>>

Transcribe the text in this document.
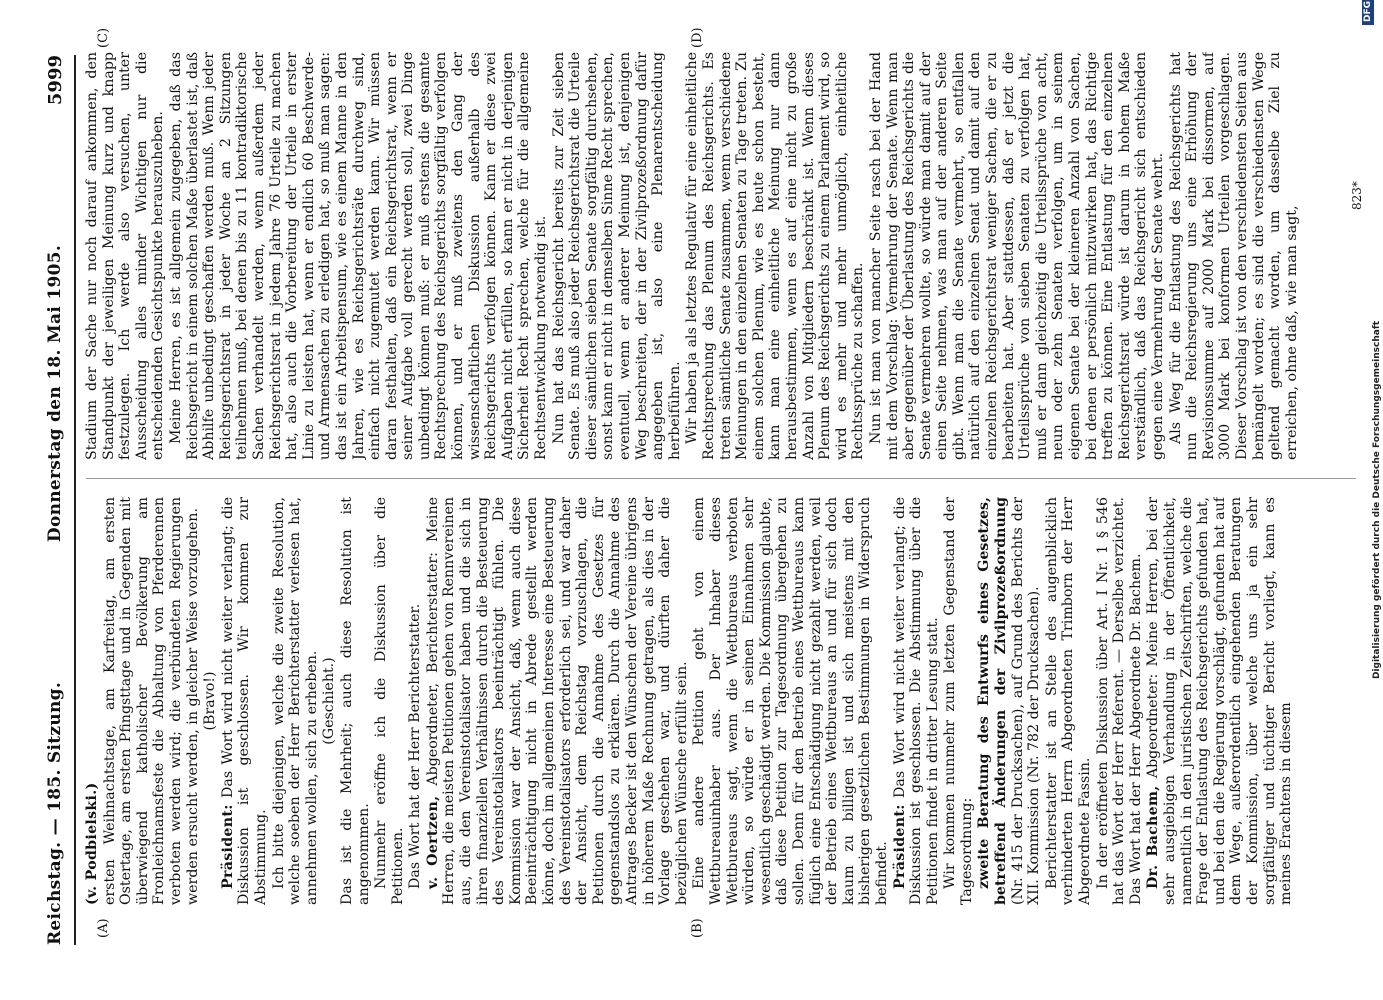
Reichstag. — 185. Sitzung.
Donnerstag den 18. Mai 1905.
5999
(A)	(B)
(C)	(D)

(v. Podbielski.) ersten Weihnachtstage, am Karfreitag, am ersten Ostertage, am ersten Pfingsttage und in Gegenden mit überwiegend katholischer Bevölkerung am Fronleichnamsfeste die Abhaltung von Pferderennen verboten werden wird; die verbündeten Regierungen werden ersucht werden, in gleicher Weise vorzugehen. (Bravo!)

Präsident: Das Wort wird nicht weiter verlangt; die Diskussion ist geschlossen. Wir kommen zur Abstimmung. Ich bitte diejenigen, welche die zweite Resolution, welche soeben der Herr Berichterstatter verlesen hat, annehmen wollen, sich zu erheben. (Geschieht.) Das ist die Mehrheit; auch diese Resolution ist angenommen. Nunmehr eröffne ich die Diskussion über die Petitionen. Das Wort hat der Herr Berichterstatter. v. Oertzen, Abgeordneter, Berichterstatter: Meine Herren, die meisten Petitionen gehen von Rennvereinen aus, die den Vereinstotalisator haben und die sich in ihren finanziellen Verhältnissen durch die Besteuerung des Vereinstotalisators beeinträchtigt fühlen. Die Kommission war der Ansicht, daß, wenn auch diese Beeinträchtigung nicht in Abrede gestellt werden könne, doch im allgemeinen Interesse eine Besteuerung des Vereinstotalisators erforderlich sei, und war daher der Ansicht, dem Reichstag vorzuschlagen, die Petitionen durch die Annahme des Gesetzes für gegenstandslos zu erklären. Durch die Annahme des Antrages Becker ist den Wünschen der Vereine übrigens in höherem Maße Rechnung getragen, als dies in der Vorlage geschehen war, und dürften daher die bezüglichen Wünsche erfüllt sein. Eine andere Petition geht von einem Wettbureauinhaber aus. Der Inhaber dieses Wettbureaus sagt, wenn die Wettbureaus verboten würden, so würde er in seinen Einnahmen sehr wesentlich geschädigt werden. Die Kommission glaubte, daß diese Petition zur Tagesordnung übergehen zu sollen. Denn für den Betrieb eines Wettbureaus kann füglich eine Entschädigung nicht gezahlt werden, weil der Betrieb eines Wettbureaus an und für sich doch kaum zu billigen ist und sich meistens mit den bisherigen gesetzlichen Bestimmungen in Widerspruch befindet. Präsident: Das Wort wird nicht weiter verlangt; die Diskussion ist geschlossen. Die Abstimmung über die Petitionen findet in dritter Lesung statt. Wir kommen nunmehr zum letzten Gegenstand der Tagesordnung: zweite Beratung des Entwurfs eines Gesetzes, betreffend Änderungen der Zivilprozeßordnung (Nr. 415 der Drucksachen), auf Grund des Berichts der XII. Kommission (Nr. 782 der Drucksachen). Berichterstatter ist an Stelle des augenblicklich verhinderten Herrn Abgeordneten Trimborn der Herr Abgeordnete Fassin. In der eröffneten Diskussion über Art. I Nr. 1 § 546 hat das Wort der Herr Referent. — Derselbe verzichtet. Das Wort hat der Herr Abgeordnete Dr. Bachem. Dr. Bachem, Abgeordneter: Meine Herren, bei der sehr ausgiebigen Verhandlung in der Öffentlichkeit, namentlich in den juristischen Zeitschriften, welche die Frage der Entlastung des Reichsgerichts gefunden hat, und bei den die Regierung vorschlägt, gefunden hat auf dem Wege, außerordentlich eingehenden Beratungen der Kommission, über welche uns ja ein sehr sorgfältiger und tüchtiger Bericht vorliegt, kann es meines Erachtens in diesem

Stadium der Sache nur noch darauf ankommen, den Standpunkt der jeweiligen Meinung kurz und knapp festzulegen. Ich werde also versuchen, unter Ausscheidung alles minder Wichtigen nur die entscheidenden Gesichtspunkte herauszuheben. Meine Herren, es ist allgemein zugegeben, daß das Reichsgericht in einem solchen Maße überlastet ist, daß Abhilfe unbedingt geschaffen werden muß. Wenn jeder Reichsgerichtsrat in jeder Woche an 2 Sitzungen teilnehmen muß, bei denen bis zu 11 kontradiktorische Sachen verhandelt werden, wenn außerdem jeder Reichsgerichtsrat in jedem Jahre 76 Urteile zu machen hat, also auch die Vorbereitung der Urteile in erster Linie zu leisten hat, wenn er endlich 60 Beschwerde- und Armensachen zu erledigen hat, so muß man sagen: das ist ein Arbeitspensum, wie es einem Manne in den Jahren, wie es Reichsgerichtsräte durchweg sind, einfach nicht zugemutet werden kann. Wir müssen daran festhalten, daß ein Reichsgerichtsrat, wenn er seiner Aufgabe voll gerecht werden soll, zwei Dinge unbedingt können muß: er muß erstens die gesamte Rechtsprechung des Reichsgerichts sorgfältig verfolgen können, und er muß zweitens den Gang der wissenschaftlichen Diskussion außerhalb des Reichsgerichts verfolgen können. Kann er diese zwei Aufgaben nicht erfüllen, so kann er nicht in derjenigen Sicherheit Recht sprechen, welche für die allgemeine Rechtsentwicklung notwendig ist. Nun hat das Reichsgericht bereits zur Zeit sieben Senate. Es muß also jeder Reichsgerichtsrat die Urteile dieser sämtlichen sieben Senate sorgfältig durchsehen, sonst kann er nicht in demselben Sinne Recht sprechen, eventuell, wenn er anderer Meinung ist, denjenigen Weg beschreiten, der in der Zivilprozeßordnung dafür angegeben ist, also eine Plenarentscheidung herbeiführen. Wir haben ja als letztes Regulativ für eine einheitliche Rechtsprechung das Plenum des Reichsgerichts. Es treten sämtliche Senate zusammen, wenn verschiedene Meinungen in den einzelnen Senaten zu Tage treten. Zu einem solchen Plenum, wie es heute schon besteht, kann man eine einheitliche Meinung nur dann herausbestimmen, wenn es auf eine nicht zu große Anzahl von Mitgliedern beschränkt ist. Wenn dieses Plenum des Reichsgerichts zu einem Parlament wird, so wird es mehr und mehr unmöglich, einheitliche Rechtssprüche zu schaffen. Nun ist man von mancher Seite rasch bei der Hand mit dem Vorschlag: Vermehrung der Senate. Wenn man aber gegenüber der Überlastung des Reichsgerichts die Senate vermehren wollte, so würde man damit auf der einen Seite nehmen, was man auf der anderen Seite gibt. Wenn man die Senate vermehrt, so entfallen natürlich auf den einzelnen Senat und damit auf den einzelnen Reichsgerichtsrat weniger Sachen, die er zu bearbeiten hat. Aber stattdessen, daß er jetzt die Urteilssprüche von sieben Senaten zu verfolgen hat, muß er dann gleichzeitig die Urteilssprüche von acht, neun oder zehn Senaten verfolgen, um in seinem eigenen Senate bei der kleineren Anzahl von Sachen, bei denen er persönlich mitzuwirken hat, das Richtige treffen zu können. Eine Entlastung für den einzelnen Reichsgerichtsrat würde ist darum in hohem Maße verständlich, daß das Reichsgericht sich entschieden gegen eine Vermehrung der Senate wehrt. Als Weg für die Entlastung des Reichsgerichts hat nun die Reichsregierung uns eine Erhöhung der Revisionssumme auf 2000 Mark bei dissormen, auf 3000 Mark bei konformen Urteilen vorgeschlagen. Dieser Vorschlag ist von den verschiedensten Seiten aus bemängelt worden; es sind die verschiedensten Wege geltend gemacht worden, um dasselbe Ziel zu erreichen, ohne daß, wie man sagt,

823*
Digitalisierung gefördert durch die Deutsche Forschungsgemeinschaft
DFG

<<

* **WORK TO BE COMPLETED**: Make an exact copy of the listing above. Its pictures are not needed.

* **SOLVED PROBLEM**:
Transcribe the text in this document.
Reichstag. — 185. Sitzung.
Donnerstag den 18. Mai 1905.
5999
(A)	(B)
(C)	(D)

(v. Podbielski.) ersten Weihnachtstage, am Karfreitag, am ersten Ostertage, am ersten Pfingsttage und in Gegenden mit überwiegend katholischer Bevölkerung am Fronleichnamsfeste die Abhaltung von Pferderennen verboten werden wird; die verbündeten Regierungen werden ersucht werden, in gleicher Weise vorzugehen. (Bravo!)

Präsident: Das Wort wird nicht weiter verlangt; die Diskussion ist geschlossen. Wir kommen zur Abstimmung. Ich bitte diejenigen, welche die zweite Resolution, welche soeben der Herr Berichterstatter verlesen hat, annehmen wollen, sich zu erheben. (Geschieht.) Das ist die Mehrheit; auch diese Resolution ist angenommen. Nunmehr eröffne ich die Diskussion über die Petitionen. Das Wort hat der Herr Berichterstatter. v. Oertzen, Abgeordneter, Berichterstatter: Meine Herren, die meisten Petitionen gehen von Rennvereinen aus, die den Vereinstotalisator haben und die sich in ihren finanziellen Verhältnissen durch die Besteuerung des Vereinstotalisators beeinträchtigt fühlen. Die Kommission war der Ansicht, daß, wenn auch diese Beeinträchtigung nicht in Abrede gestellt werden könne, doch im allgemeinen Interesse eine Besteuerung des Vereinstotalisators erforderlich sei, und war daher der Ansicht, dem Reichstag vorzuschlagen, die Petitionen durch die Annahme des Gesetzes für gegenstandslos zu erklären. Durch die Annahme des Antrages Becker ist den Wünschen der Vereine übrigens in höherem Maße Rechnung getragen, als dies in der Vorlage geschehen war, und dürften daher die bezüglichen Wünsche erfüllt sein. Eine andere Petition geht von einem Wettbureauinhaber aus. Der Inhaber dieses Wettbureaus sagt, wenn die Wettbureaus verboten würden, so würde er in seinen Einnahmen sehr wesentlich geschädigt werden. Die Kommission glaubte, daß diese Petition zur Tagesordnung übergehen zu sollen. Denn für den Betrieb eines Wettbureaus kann füglich eine Entschädigung nicht gezahlt werden, weil der Betrieb eines Wettbureaus an und für sich doch kaum zu billigen ist und sich meistens mit den bisherigen gesetzlichen Bestimmungen in Widerspruch befindet. Präsident: Das Wort wird nicht weiter verlangt; die Diskussion ist geschlossen. Die Abstimmung über die Petitionen findet in dritter Lesung statt. Wir kommen nunmehr zum letzten Gegenstand der Tagesordnung: zweite Beratung des Entwurfs eines Gesetzes, betreffend Änderungen der Zivilprozeßordnung (Nr. 415 der Drucksachen), auf Grund des Berichts der XII. Kommission (Nr. 782 der Drucksachen). Berichterstatter ist an Stelle des augenblicklich verhinderten Herrn Abgeordneten Trimborn der Herr Abgeordnete Fassin. In der eröffneten Diskussion über Art. I Nr. 1 § 546 hat das Wort der Herr Referent. — Derselbe verzichtet. Das Wort hat der Herr Abgeordnete Dr. Bachem. Dr. Bachem, Abgeordneter: Meine Herren, bei der sehr ausgiebigen Verhandlung in der Öffentlichkeit, namentlich in den juristischen Zeitschriften, welche die Frage der Entlastung des Reichsgerichts gefunden hat, und bei den die Regierung vorschlägt, gefunden hat auf dem Wege, außerordentlich eingehenden Beratungen der Kommission, über welche uns ja ein sehr sorgfältiger und tüchtiger Bericht vorliegt, kann es meines Erachtens in diesem

Stadium der Sache nur noch darauf ankommen, den Standpunkt der jeweiligen Meinung kurz und knapp festzulegen. Ich werde also versuchen, unter Ausscheidung alles minder Wichtigen nur die entscheidenden Gesichtspunkte herauszuheben. Meine Herren, es ist allgemein zugegeben, daß das Reichsgericht in einem solchen Maße überlastet ist, daß Abhilfe unbedingt geschaffen werden muß. Wenn jeder Reichsgerichtsrat in jeder Woche an 2 Sitzungen teilnehmen muß, bei denen bis zu 11 kontradiktorische Sachen verhandelt werden, wenn außerdem jeder Reichsgerichtsrat in jedem Jahre 76 Urteile zu machen hat, also auch die Vorbereitung der Urteile in erster Linie zu leisten hat, wenn er endlich 60 Beschwerde- und Armensachen zu erledigen hat, so muß man sagen: das ist ein Arbeitspensum, wie es einem Manne in den Jahren, wie es Reichsgerichtsräte durchweg sind, einfach nicht zugemutet werden kann. Wir müssen daran festhalten, daß ein Reichsgerichtsrat, wenn er seiner Aufgabe voll gerecht werden soll, zwei Dinge unbedingt können muß: er muß erstens die gesamte Rechtsprechung des Reichsgerichts sorgfältig verfolgen können, und er muß zweitens den Gang der wissenschaftlichen Diskussion außerhalb des Reichsgerichts verfolgen können. Kann er diese zwei Aufgaben nicht erfüllen, so kann er nicht in derjenigen Sicherheit Recht sprechen, welche für die allgemeine Rechtsentwicklung notwendig ist. Nun hat das Reichsgericht bereits zur Zeit sieben Senate. Es muß also jeder Reichsgerichtsrat die Urteile dieser sämtlichen sieben Senate sorgfältig durchsehen, sonst kann er nicht in demselben Sinne Recht sprechen, eventuell, wenn er anderer Meinung ist, denjenigen Weg beschreiten, der in der Zivilprozeßordnung dafür angegeben ist, also eine Plenarentscheidung herbeiführen. Wir haben ja als letztes Regulativ für eine einheitliche Rechtsprechung das Plenum des Reichsgerichts. Es treten sämtliche Senate zusammen, wenn verschiedene Meinungen in den einzelnen Senaten zu Tage treten. Zu einem solchen Plenum, wie es heute schon besteht, kann man eine einheitliche Meinung nur dann herausbestimmen, wenn es auf eine nicht zu große Anzahl von Mitgliedern beschränkt ist. Wenn dieses Plenum des Reichsgerichts zu einem Parlament wird, so wird es mehr und mehr unmöglich, einheitliche Rechtssprüche zu schaffen. Nun ist man von mancher Seite rasch bei der Hand mit dem Vorschlag: Vermehrung der Senate. Wenn man aber gegenüber der Überlastung des Reichsgerichts die Senate vermehren wollte, so würde man damit auf der einen Seite nehmen, was man auf der anderen Seite gibt. Wenn man die Senate vermehrt, so entfallen natürlich auf den einzelnen Senat und damit auf den einzelnen Reichsgerichtsrat weniger Sachen, die er zu bearbeiten hat. Aber stattdessen, daß er jetzt die Urteilssprüche von sieben Senaten zu verfolgen hat, muß er dann gleichzeitig die Urteilssprüche von acht, neun oder zehn Senaten verfolgen, um in seinem eigenen Senate bei der kleineren Anzahl von Sachen, bei denen er persönlich mitzuwirken hat, das Richtige treffen zu können. Eine Entlastung für den einzelnen Reichsgerichtsrat würde ist darum in hohem Maße verständlich, daß das Reichsgericht sich entschieden gegen eine Vermehrung der Senate wehrt. Als Weg für die Entlastung des Reichsgerichts hat nun die Reichsregierung uns eine Erhöhung der Revisionssumme auf 2000 Mark bei dissormen, auf 3000 Mark bei konformen Urteilen vorgeschlagen. Dieser Vorschlag ist von den verschiedensten Seiten aus bemängelt worden; es sind die verschiedensten Wege geltend gemacht worden, um dasselbe Ziel zu erreichen, ohne daß, wie man sagt,

823*
Digitalisierung gefördert durch die Deutsche Forschungsgemeinschaft
DFG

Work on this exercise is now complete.